* **GIVEN PROBLEM**
Every line of the material is to be quoted verbatim, minus the pictures.

Records from a dataset
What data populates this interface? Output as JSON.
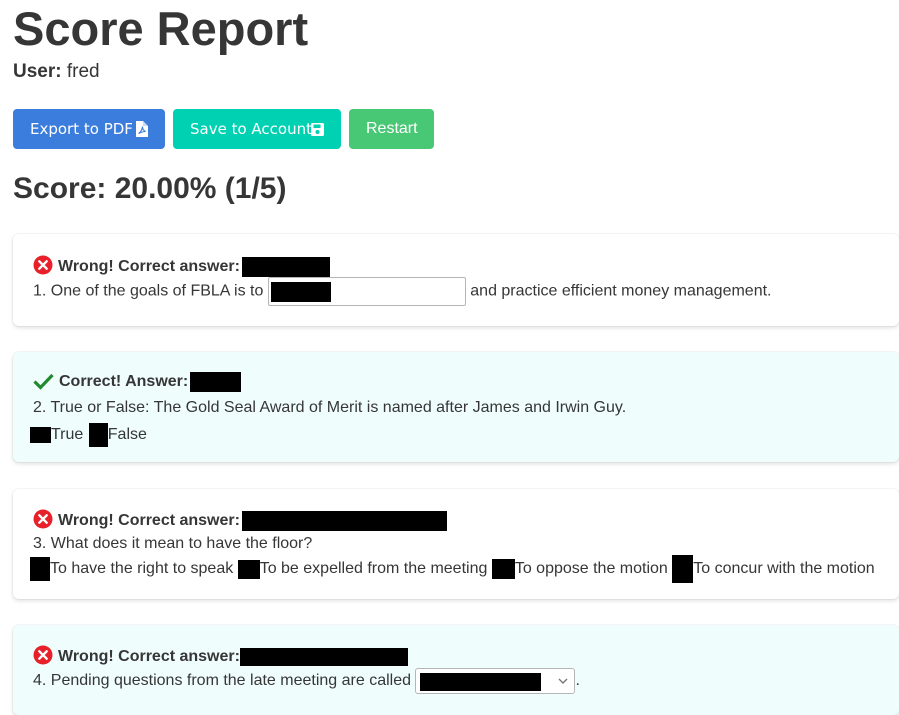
{
  "page": {
    "title": "Score Report",
    "user_label": "User:",
    "user_name": "fred"
  },
  "toolbar": {
    "export_label": "Export to PDF",
    "export_icon": "file-pdf-icon",
    "save_label": "Save to Account",
    "save_icon": "floppy-disk-icon",
    "restart_label": "Restart"
  },
  "score": {
    "text": "Score: 20.00% (1/5)"
  },
  "colors": {
    "blue": "#3b7ddd",
    "teal": "#00d1b2",
    "green": "#48c774",
    "wrong": "#e8202a",
    "correct": "#1f8a2e"
  },
  "questions": [
    {
      "status": "Wrong! Correct answer:",
      "status_icon": "x-circle-icon",
      "prompt_before": "1. One of the goals of FBLA is to",
      "prompt_after": "and practice efficient money management."
    },
    {
      "status": "Correct! Answer:",
      "status_icon": "checkmark-icon",
      "prompt": "2. True or False: The Gold Seal Award of Merit is named after James and Irwin Guy.",
      "options": [
        "True",
        "False"
      ]
    },
    {
      "status": "Wrong! Correct answer:",
      "status_icon": "x-circle-icon",
      "prompt": "3. What does it mean to have the floor?",
      "options": [
        "To have the right to speak",
        "To be expelled from the meeting",
        "To oppose the motion",
        "To concur with the motion"
      ]
    },
    {
      "status": "Wrong! Correct answer:",
      "status_icon": "x-circle-icon",
      "prompt_before": "4. Pending questions from the late meeting are called",
      "prompt_after": "."
    }
  ]
}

* **RESULT FOR THIS TASK**
What data populates this interface? Output as JSON.
{
  "page": {
    "title": "Score Report",
    "user_label": "User:",
    "user_name": "fred"
  },
  "toolbar": {
    "export_label": "Export to PDF",
    "export_icon": "file-pdf-icon",
    "save_label": "Save to Account",
    "save_icon": "floppy-disk-icon",
    "restart_label": "Restart"
  },
  "score": {
    "text": "Score: 20.00% (1/5)"
  },
  "colors": {
    "blue": "#3b7ddd",
    "teal": "#00d1b2",
    "green": "#48c774",
    "wrong": "#e8202a",
    "correct": "#1f8a2e"
  },
  "questions": [
    {
      "status": "Wrong! Correct answer:",
      "status_icon": "x-circle-icon",
      "prompt_before": "1. One of the goals of FBLA is to",
      "prompt_after": "and practice efficient money management."
    },
    {
      "status": "Correct! Answer:",
      "status_icon": "checkmark-icon",
      "prompt": "2. True or False: The Gold Seal Award of Merit is named after James and Irwin Guy.",
      "options": [
        "True",
        "False"
      ]
    },
    {
      "status": "Wrong! Correct answer:",
      "status_icon": "x-circle-icon",
      "prompt": "3. What does it mean to have the floor?",
      "options": [
        "To have the right to speak",
        "To be expelled from the meeting",
        "To oppose the motion",
        "To concur with the motion"
      ]
    },
    {
      "status": "Wrong! Correct answer:",
      "status_icon": "x-circle-icon",
      "prompt_before": "4. Pending questions from the late meeting are called",
      "prompt_after": "."
    }
  ]
}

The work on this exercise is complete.